• **The input**:

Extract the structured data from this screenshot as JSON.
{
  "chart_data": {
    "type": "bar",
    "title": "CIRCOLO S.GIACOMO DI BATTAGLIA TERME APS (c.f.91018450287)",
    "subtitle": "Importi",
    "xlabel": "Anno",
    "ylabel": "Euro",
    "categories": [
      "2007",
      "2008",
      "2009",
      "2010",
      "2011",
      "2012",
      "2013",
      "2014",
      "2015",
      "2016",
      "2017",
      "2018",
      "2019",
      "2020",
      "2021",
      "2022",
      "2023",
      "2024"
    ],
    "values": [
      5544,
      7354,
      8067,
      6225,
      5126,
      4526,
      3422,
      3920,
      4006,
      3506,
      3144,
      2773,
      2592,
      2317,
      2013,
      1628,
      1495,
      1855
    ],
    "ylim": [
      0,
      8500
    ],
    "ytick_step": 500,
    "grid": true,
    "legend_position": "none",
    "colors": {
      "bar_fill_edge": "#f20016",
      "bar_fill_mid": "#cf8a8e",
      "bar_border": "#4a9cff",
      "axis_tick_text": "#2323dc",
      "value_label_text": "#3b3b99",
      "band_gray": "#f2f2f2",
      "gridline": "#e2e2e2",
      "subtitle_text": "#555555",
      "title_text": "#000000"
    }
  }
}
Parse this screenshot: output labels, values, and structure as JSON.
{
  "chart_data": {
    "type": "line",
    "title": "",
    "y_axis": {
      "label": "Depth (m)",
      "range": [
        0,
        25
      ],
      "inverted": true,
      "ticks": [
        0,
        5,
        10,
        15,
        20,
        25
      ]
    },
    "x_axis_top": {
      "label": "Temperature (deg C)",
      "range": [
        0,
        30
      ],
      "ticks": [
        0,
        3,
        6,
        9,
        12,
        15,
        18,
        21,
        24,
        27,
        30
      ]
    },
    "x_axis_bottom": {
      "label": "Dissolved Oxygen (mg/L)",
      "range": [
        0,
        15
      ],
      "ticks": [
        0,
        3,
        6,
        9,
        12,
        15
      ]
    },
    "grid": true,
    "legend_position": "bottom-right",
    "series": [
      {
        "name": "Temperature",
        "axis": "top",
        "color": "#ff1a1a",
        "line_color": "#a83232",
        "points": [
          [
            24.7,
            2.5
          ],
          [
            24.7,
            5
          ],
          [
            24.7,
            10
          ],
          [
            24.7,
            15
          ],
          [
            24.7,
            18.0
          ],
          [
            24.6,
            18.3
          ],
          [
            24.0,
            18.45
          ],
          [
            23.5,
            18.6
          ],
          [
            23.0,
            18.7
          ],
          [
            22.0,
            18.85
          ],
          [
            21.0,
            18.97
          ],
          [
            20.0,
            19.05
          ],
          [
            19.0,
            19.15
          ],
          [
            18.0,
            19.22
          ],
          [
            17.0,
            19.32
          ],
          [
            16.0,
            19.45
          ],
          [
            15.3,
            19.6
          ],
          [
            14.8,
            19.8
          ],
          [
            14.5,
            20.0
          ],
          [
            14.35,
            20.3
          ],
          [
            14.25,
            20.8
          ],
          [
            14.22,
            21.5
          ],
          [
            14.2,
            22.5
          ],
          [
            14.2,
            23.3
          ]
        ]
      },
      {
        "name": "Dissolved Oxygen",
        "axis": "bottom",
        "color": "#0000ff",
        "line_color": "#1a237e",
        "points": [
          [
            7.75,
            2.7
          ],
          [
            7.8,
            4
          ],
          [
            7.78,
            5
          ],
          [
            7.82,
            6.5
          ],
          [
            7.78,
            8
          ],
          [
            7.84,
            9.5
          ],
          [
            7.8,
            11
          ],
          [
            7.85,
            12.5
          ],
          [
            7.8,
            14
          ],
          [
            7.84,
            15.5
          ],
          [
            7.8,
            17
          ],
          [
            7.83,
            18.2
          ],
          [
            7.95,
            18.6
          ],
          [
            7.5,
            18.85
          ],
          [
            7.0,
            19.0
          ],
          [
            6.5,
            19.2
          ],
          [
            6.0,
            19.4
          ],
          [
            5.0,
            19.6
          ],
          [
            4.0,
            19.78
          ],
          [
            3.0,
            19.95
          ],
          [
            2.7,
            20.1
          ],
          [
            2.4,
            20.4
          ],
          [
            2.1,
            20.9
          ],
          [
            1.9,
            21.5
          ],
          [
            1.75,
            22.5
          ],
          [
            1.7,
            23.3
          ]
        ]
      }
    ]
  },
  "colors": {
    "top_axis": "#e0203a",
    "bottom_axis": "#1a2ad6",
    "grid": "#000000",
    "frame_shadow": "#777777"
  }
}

• **Directive**: Write an exact transcription of every entry above.

• **Response for this exercise**:
Extract the structured data from this screenshot as JSON.
{
  "chart_data": {
    "type": "bar",
    "title": "CIRCOLO S.GIACOMO DI BATTAGLIA TERME APS (c.f.91018450287)",
    "subtitle": "Importi",
    "xlabel": "Anno",
    "ylabel": "Euro",
    "categories": [
      "2007",
      "2008",
      "2009",
      "2010",
      "2011",
      "2012",
      "2013",
      "2014",
      "2015",
      "2016",
      "2017",
      "2018",
      "2019",
      "2020",
      "2021",
      "2022",
      "2023",
      "2024"
    ],
    "values": [
      5544,
      7354,
      8067,
      6225,
      5126,
      4526,
      3422,
      3920,
      4006,
      3506,
      3144,
      2773,
      2592,
      2317,
      2013,
      1628,
      1495,
      1855
    ],
    "ylim": [
      0,
      8500
    ],
    "ytick_step": 500,
    "grid": true,
    "legend_position": "none",
    "colors": {
      "bar_fill_edge": "#f20016",
      "bar_fill_mid": "#cf8a8e",
      "bar_border": "#4a9cff",
      "axis_tick_text": "#2323dc",
      "value_label_text": "#3b3b99",
      "band_gray": "#f2f2f2",
      "gridline": "#e2e2e2",
      "subtitle_text": "#555555",
      "title_text": "#000000"
    }
  }
}
Parse this screenshot: output labels, values, and structure as JSON.
{
  "chart_data": {
    "type": "line",
    "title": "",
    "y_axis": {
      "label": "Depth (m)",
      "range": [
        0,
        25
      ],
      "inverted": true,
      "ticks": [
        0,
        5,
        10,
        15,
        20,
        25
      ]
    },
    "x_axis_top": {
      "label": "Temperature (deg C)",
      "range": [
        0,
        30
      ],
      "ticks": [
        0,
        3,
        6,
        9,
        12,
        15,
        18,
        21,
        24,
        27,
        30
      ]
    },
    "x_axis_bottom": {
      "label": "Dissolved Oxygen (mg/L)",
      "range": [
        0,
        15
      ],
      "ticks": [
        0,
        3,
        6,
        9,
        12,
        15
      ]
    },
    "grid": true,
    "legend_position": "bottom-right",
    "series": [
      {
        "name": "Temperature",
        "axis": "top",
        "color": "#ff1a1a",
        "line_color": "#a83232",
        "points": [
          [
            24.7,
            2.5
          ],
          [
            24.7,
            5
          ],
          [
            24.7,
            10
          ],
          [
            24.7,
            15
          ],
          [
            24.7,
            18.0
          ],
          [
            24.6,
            18.3
          ],
          [
            24.0,
            18.45
          ],
          [
            23.5,
            18.6
          ],
          [
            23.0,
            18.7
          ],
          [
            22.0,
            18.85
          ],
          [
            21.0,
            18.97
          ],
          [
            20.0,
            19.05
          ],
          [
            19.0,
            19.15
          ],
          [
            18.0,
            19.22
          ],
          [
            17.0,
            19.32
          ],
          [
            16.0,
            19.45
          ],
          [
            15.3,
            19.6
          ],
          [
            14.8,
            19.8
          ],
          [
            14.5,
            20.0
          ],
          [
            14.35,
            20.3
          ],
          [
            14.25,
            20.8
          ],
          [
            14.22,
            21.5
          ],
          [
            14.2,
            22.5
          ],
          [
            14.2,
            23.3
          ]
        ]
      },
      {
        "name": "Dissolved Oxygen",
        "axis": "bottom",
        "color": "#0000ff",
        "line_color": "#1a237e",
        "points": [
          [
            7.75,
            2.7
          ],
          [
            7.8,
            4
          ],
          [
            7.78,
            5
          ],
          [
            7.82,
            6.5
          ],
          [
            7.78,
            8
          ],
          [
            7.84,
            9.5
          ],
          [
            7.8,
            11
          ],
          [
            7.85,
            12.5
          ],
          [
            7.8,
            14
          ],
          [
            7.84,
            15.5
          ],
          [
            7.8,
            17
          ],
          [
            7.83,
            18.2
          ],
          [
            7.95,
            18.6
          ],
          [
            7.5,
            18.85
          ],
          [
            7.0,
            19.0
          ],
          [
            6.5,
            19.2
          ],
          [
            6.0,
            19.4
          ],
          [
            5.0,
            19.6
          ],
          [
            4.0,
            19.78
          ],
          [
            3.0,
            19.95
          ],
          [
            2.7,
            20.1
          ],
          [
            2.4,
            20.4
          ],
          [
            2.1,
            20.9
          ],
          [
            1.9,
            21.5
          ],
          [
            1.75,
            22.5
          ],
          [
            1.7,
            23.3
          ]
        ]
      }
    ]
  },
  "colors": {
    "top_axis": "#e0203a",
    "bottom_axis": "#1a2ad6",
    "grid": "#000000",
    "frame_shadow": "#777777"
  }
}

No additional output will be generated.